**Brief**
Output every record below exactly as it appears.

Records from a collection of figures:
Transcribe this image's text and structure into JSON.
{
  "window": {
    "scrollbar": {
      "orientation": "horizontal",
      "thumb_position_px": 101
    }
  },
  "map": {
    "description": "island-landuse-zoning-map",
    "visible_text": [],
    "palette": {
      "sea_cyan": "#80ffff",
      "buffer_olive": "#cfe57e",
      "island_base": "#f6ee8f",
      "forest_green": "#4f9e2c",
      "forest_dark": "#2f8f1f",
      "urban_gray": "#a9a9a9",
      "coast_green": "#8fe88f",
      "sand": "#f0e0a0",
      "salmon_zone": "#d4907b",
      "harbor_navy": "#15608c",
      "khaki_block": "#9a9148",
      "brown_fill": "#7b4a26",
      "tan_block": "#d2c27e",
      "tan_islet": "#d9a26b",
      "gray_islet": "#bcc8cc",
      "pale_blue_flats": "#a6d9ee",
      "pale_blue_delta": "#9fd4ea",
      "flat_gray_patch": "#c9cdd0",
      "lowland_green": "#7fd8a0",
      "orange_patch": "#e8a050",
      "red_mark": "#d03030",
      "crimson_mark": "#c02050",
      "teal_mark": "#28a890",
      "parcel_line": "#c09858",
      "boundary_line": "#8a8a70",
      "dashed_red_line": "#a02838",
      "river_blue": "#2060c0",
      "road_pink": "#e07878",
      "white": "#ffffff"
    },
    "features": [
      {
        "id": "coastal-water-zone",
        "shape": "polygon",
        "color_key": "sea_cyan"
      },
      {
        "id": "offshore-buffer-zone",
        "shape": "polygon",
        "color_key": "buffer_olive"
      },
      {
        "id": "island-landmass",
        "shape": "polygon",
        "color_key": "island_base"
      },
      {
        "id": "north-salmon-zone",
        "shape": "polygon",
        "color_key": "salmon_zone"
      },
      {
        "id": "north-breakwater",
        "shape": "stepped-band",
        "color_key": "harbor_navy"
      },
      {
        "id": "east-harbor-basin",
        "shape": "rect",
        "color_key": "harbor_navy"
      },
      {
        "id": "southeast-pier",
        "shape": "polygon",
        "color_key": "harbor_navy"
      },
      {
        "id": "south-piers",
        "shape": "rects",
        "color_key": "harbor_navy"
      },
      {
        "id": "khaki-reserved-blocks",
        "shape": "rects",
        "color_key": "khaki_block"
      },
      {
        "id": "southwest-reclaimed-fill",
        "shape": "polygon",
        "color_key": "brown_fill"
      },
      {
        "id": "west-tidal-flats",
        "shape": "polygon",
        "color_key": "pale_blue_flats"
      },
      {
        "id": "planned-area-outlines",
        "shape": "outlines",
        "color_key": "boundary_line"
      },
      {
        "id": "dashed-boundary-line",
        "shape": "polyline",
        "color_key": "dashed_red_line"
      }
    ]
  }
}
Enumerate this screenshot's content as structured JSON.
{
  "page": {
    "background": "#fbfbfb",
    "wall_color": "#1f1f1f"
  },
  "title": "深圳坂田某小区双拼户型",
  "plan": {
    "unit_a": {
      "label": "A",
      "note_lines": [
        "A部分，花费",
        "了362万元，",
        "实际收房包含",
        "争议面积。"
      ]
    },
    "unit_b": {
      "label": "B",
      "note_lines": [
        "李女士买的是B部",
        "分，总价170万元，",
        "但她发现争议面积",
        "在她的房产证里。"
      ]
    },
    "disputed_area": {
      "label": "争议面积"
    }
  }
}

**Completed exercise**
Transcribe this image's text and structure into JSON.
{
  "window": {
    "scrollbar": {
      "orientation": "horizontal",
      "thumb_position_px": 101
    }
  },
  "map": {
    "description": "island-landuse-zoning-map",
    "visible_text": [],
    "palette": {
      "sea_cyan": "#80ffff",
      "buffer_olive": "#cfe57e",
      "island_base": "#f6ee8f",
      "forest_green": "#4f9e2c",
      "forest_dark": "#2f8f1f",
      "urban_gray": "#a9a9a9",
      "coast_green": "#8fe88f",
      "sand": "#f0e0a0",
      "salmon_zone": "#d4907b",
      "harbor_navy": "#15608c",
      "khaki_block": "#9a9148",
      "brown_fill": "#7b4a26",
      "tan_block": "#d2c27e",
      "tan_islet": "#d9a26b",
      "gray_islet": "#bcc8cc",
      "pale_blue_flats": "#a6d9ee",
      "pale_blue_delta": "#9fd4ea",
      "flat_gray_patch": "#c9cdd0",
      "lowland_green": "#7fd8a0",
      "orange_patch": "#e8a050",
      "red_mark": "#d03030",
      "crimson_mark": "#c02050",
      "teal_mark": "#28a890",
      "parcel_line": "#c09858",
      "boundary_line": "#8a8a70",
      "dashed_red_line": "#a02838",
      "river_blue": "#2060c0",
      "road_pink": "#e07878",
      "white": "#ffffff"
    },
    "features": [
      {
        "id": "coastal-water-zone",
        "shape": "polygon",
        "color_key": "sea_cyan"
      },
      {
        "id": "offshore-buffer-zone",
        "shape": "polygon",
        "color_key": "buffer_olive"
      },
      {
        "id": "island-landmass",
        "shape": "polygon",
        "color_key": "island_base"
      },
      {
        "id": "north-salmon-zone",
        "shape": "polygon",
        "color_key": "salmon_zone"
      },
      {
        "id": "north-breakwater",
        "shape": "stepped-band",
        "color_key": "harbor_navy"
      },
      {
        "id": "east-harbor-basin",
        "shape": "rect",
        "color_key": "harbor_navy"
      },
      {
        "id": "southeast-pier",
        "shape": "polygon",
        "color_key": "harbor_navy"
      },
      {
        "id": "south-piers",
        "shape": "rects",
        "color_key": "harbor_navy"
      },
      {
        "id": "khaki-reserved-blocks",
        "shape": "rects",
        "color_key": "khaki_block"
      },
      {
        "id": "southwest-reclaimed-fill",
        "shape": "polygon",
        "color_key": "brown_fill"
      },
      {
        "id": "west-tidal-flats",
        "shape": "polygon",
        "color_key": "pale_blue_flats"
      },
      {
        "id": "planned-area-outlines",
        "shape": "outlines",
        "color_key": "boundary_line"
      },
      {
        "id": "dashed-boundary-line",
        "shape": "polyline",
        "color_key": "dashed_red_line"
      }
    ]
  }
}
Enumerate this screenshot's content as structured JSON.
{
  "page": {
    "background": "#fbfbfb",
    "wall_color": "#1f1f1f"
  },
  "title": "深圳坂田某小区双拼户型",
  "plan": {
    "unit_a": {
      "label": "A",
      "note_lines": [
        "A部分，花费",
        "了362万元，",
        "实际收房包含",
        "争议面积。"
      ]
    },
    "unit_b": {
      "label": "B",
      "note_lines": [
        "李女士买的是B部",
        "分，总价170万元，",
        "但她发现争议面积",
        "在她的房产证里。"
      ]
    },
    "disputed_area": {
      "label": "争议面积"
    }
  }
}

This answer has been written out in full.